- _Required work_: What follows is a set of records; restate each one word for word and drop the pictures.

****

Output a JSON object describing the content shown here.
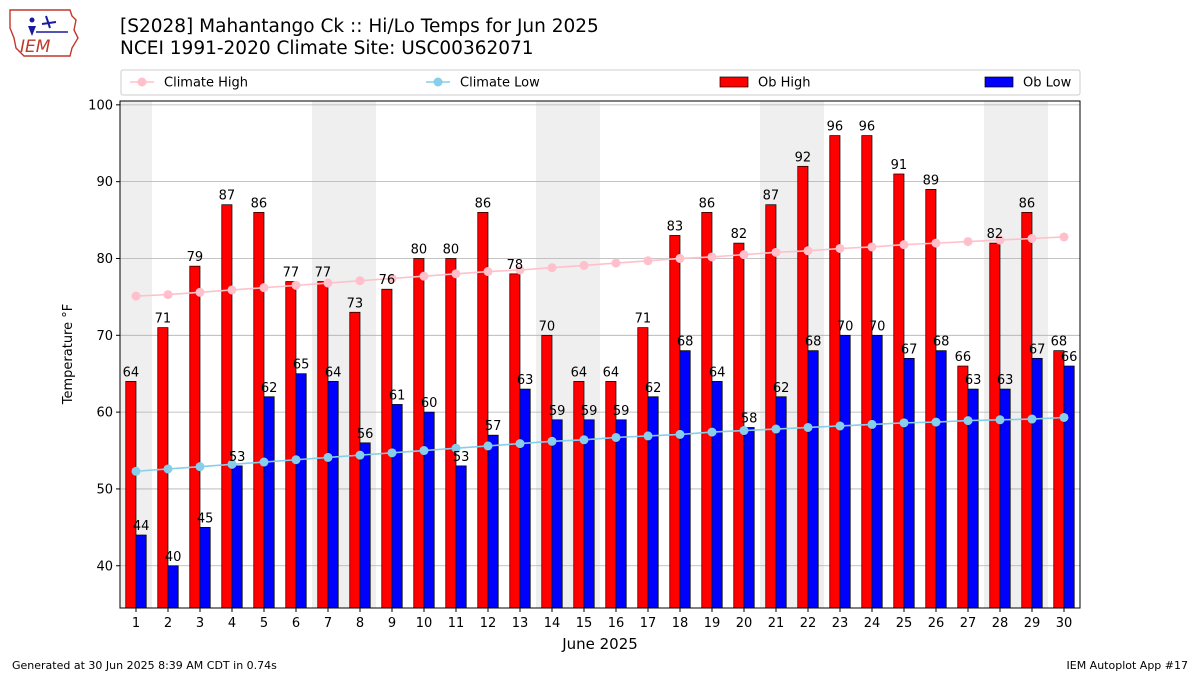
{
  "page": {
    "logo_text": "IEM",
    "title_line1": "[S2028] Mahantango Ck :: Hi/Lo Temps for Jun 2025",
    "title_line2": "NCEI 1991-2020 Climate Site: USC00362071",
    "footer_left": "Generated at 30 Jun 2025 8:39 AM CDT in 0.74s",
    "footer_right": "IEM Autoplot App #17"
  },
  "chart_data": {
    "type": "bar",
    "title": "[S2028] Mahantango Ck :: Hi/Lo Temps for Jun 2025",
    "subtitle": "NCEI 1991-2020 Climate Site: USC00362071",
    "xlabel": "June 2025",
    "ylabel": "Temperature °F",
    "ylim": [
      34.5,
      100.5
    ],
    "xlim": [
      0.5,
      30.5
    ],
    "yticks": [
      40,
      50,
      60,
      70,
      80,
      90,
      100
    ],
    "grid": "horizontal",
    "legend_position": "top",
    "categories": [
      1,
      2,
      3,
      4,
      5,
      6,
      7,
      8,
      9,
      10,
      11,
      12,
      13,
      14,
      15,
      16,
      17,
      18,
      19,
      20,
      21,
      22,
      23,
      24,
      25,
      26,
      27,
      28,
      29,
      30
    ],
    "weekend_days": [
      1,
      7,
      8,
      14,
      15,
      21,
      22,
      28,
      29
    ],
    "series": [
      {
        "name": "Ob High",
        "kind": "bar",
        "color": "#ff0000",
        "values": [
          64,
          71,
          79,
          87,
          86,
          77,
          77,
          73,
          76,
          80,
          80,
          86,
          78,
          70,
          64,
          64,
          71,
          83,
          86,
          82,
          87,
          92,
          96,
          96,
          91,
          89,
          66,
          82,
          86,
          68
        ]
      },
      {
        "name": "Ob Low",
        "kind": "bar",
        "color": "#0000ff",
        "values": [
          44,
          40,
          45,
          53,
          62,
          65,
          64,
          56,
          61,
          60,
          53,
          57,
          63,
          59,
          59,
          59,
          62,
          68,
          64,
          58,
          62,
          68,
          70,
          70,
          67,
          68,
          63,
          63,
          67,
          66
        ]
      },
      {
        "name": "Climate High",
        "kind": "line",
        "color": "#ffc0cb",
        "values": [
          75.1,
          75.3,
          75.6,
          75.9,
          76.2,
          76.5,
          76.8,
          77.1,
          77.4,
          77.7,
          78.0,
          78.3,
          78.5,
          78.8,
          79.1,
          79.4,
          79.7,
          80.0,
          80.2,
          80.5,
          80.8,
          81.0,
          81.3,
          81.5,
          81.8,
          82.0,
          82.2,
          82.4,
          82.6,
          82.8
        ]
      },
      {
        "name": "Climate Low",
        "kind": "line",
        "color": "#87ceeb",
        "values": [
          52.3,
          52.6,
          52.9,
          53.2,
          53.5,
          53.8,
          54.1,
          54.4,
          54.7,
          55.0,
          55.3,
          55.6,
          55.9,
          56.2,
          56.4,
          56.7,
          56.9,
          57.1,
          57.4,
          57.6,
          57.8,
          58.0,
          58.2,
          58.4,
          58.6,
          58.7,
          58.9,
          59.0,
          59.1,
          59.3
        ]
      }
    ]
  }
}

****

- _Exercise response_:
Output a JSON object describing the content shown here.
{
  "page": {
    "logo_text": "IEM",
    "title_line1": "[S2028] Mahantango Ck :: Hi/Lo Temps for Jun 2025",
    "title_line2": "NCEI 1991-2020 Climate Site: USC00362071",
    "footer_left": "Generated at 30 Jun 2025 8:39 AM CDT in 0.74s",
    "footer_right": "IEM Autoplot App #17"
  },
  "chart_data": {
    "type": "bar",
    "title": "[S2028] Mahantango Ck :: Hi/Lo Temps for Jun 2025",
    "subtitle": "NCEI 1991-2020 Climate Site: USC00362071",
    "xlabel": "June 2025",
    "ylabel": "Temperature °F",
    "ylim": [
      34.5,
      100.5
    ],
    "xlim": [
      0.5,
      30.5
    ],
    "yticks": [
      40,
      50,
      60,
      70,
      80,
      90,
      100
    ],
    "grid": "horizontal",
    "legend_position": "top",
    "categories": [
      1,
      2,
      3,
      4,
      5,
      6,
      7,
      8,
      9,
      10,
      11,
      12,
      13,
      14,
      15,
      16,
      17,
      18,
      19,
      20,
      21,
      22,
      23,
      24,
      25,
      26,
      27,
      28,
      29,
      30
    ],
    "weekend_days": [
      1,
      7,
      8,
      14,
      15,
      21,
      22,
      28,
      29
    ],
    "series": [
      {
        "name": "Ob High",
        "kind": "bar",
        "color": "#ff0000",
        "values": [
          64,
          71,
          79,
          87,
          86,
          77,
          77,
          73,
          76,
          80,
          80,
          86,
          78,
          70,
          64,
          64,
          71,
          83,
          86,
          82,
          87,
          92,
          96,
          96,
          91,
          89,
          66,
          82,
          86,
          68
        ]
      },
      {
        "name": "Ob Low",
        "kind": "bar",
        "color": "#0000ff",
        "values": [
          44,
          40,
          45,
          53,
          62,
          65,
          64,
          56,
          61,
          60,
          53,
          57,
          63,
          59,
          59,
          59,
          62,
          68,
          64,
          58,
          62,
          68,
          70,
          70,
          67,
          68,
          63,
          63,
          67,
          66
        ]
      },
      {
        "name": "Climate High",
        "kind": "line",
        "color": "#ffc0cb",
        "values": [
          75.1,
          75.3,
          75.6,
          75.9,
          76.2,
          76.5,
          76.8,
          77.1,
          77.4,
          77.7,
          78.0,
          78.3,
          78.5,
          78.8,
          79.1,
          79.4,
          79.7,
          80.0,
          80.2,
          80.5,
          80.8,
          81.0,
          81.3,
          81.5,
          81.8,
          82.0,
          82.2,
          82.4,
          82.6,
          82.8
        ]
      },
      {
        "name": "Climate Low",
        "kind": "line",
        "color": "#87ceeb",
        "values": [
          52.3,
          52.6,
          52.9,
          53.2,
          53.5,
          53.8,
          54.1,
          54.4,
          54.7,
          55.0,
          55.3,
          55.6,
          55.9,
          56.2,
          56.4,
          56.7,
          56.9,
          57.1,
          57.4,
          57.6,
          57.8,
          58.0,
          58.2,
          58.4,
          58.6,
          58.7,
          58.9,
          59.0,
          59.1,
          59.3
        ]
      }
    ]
  }
}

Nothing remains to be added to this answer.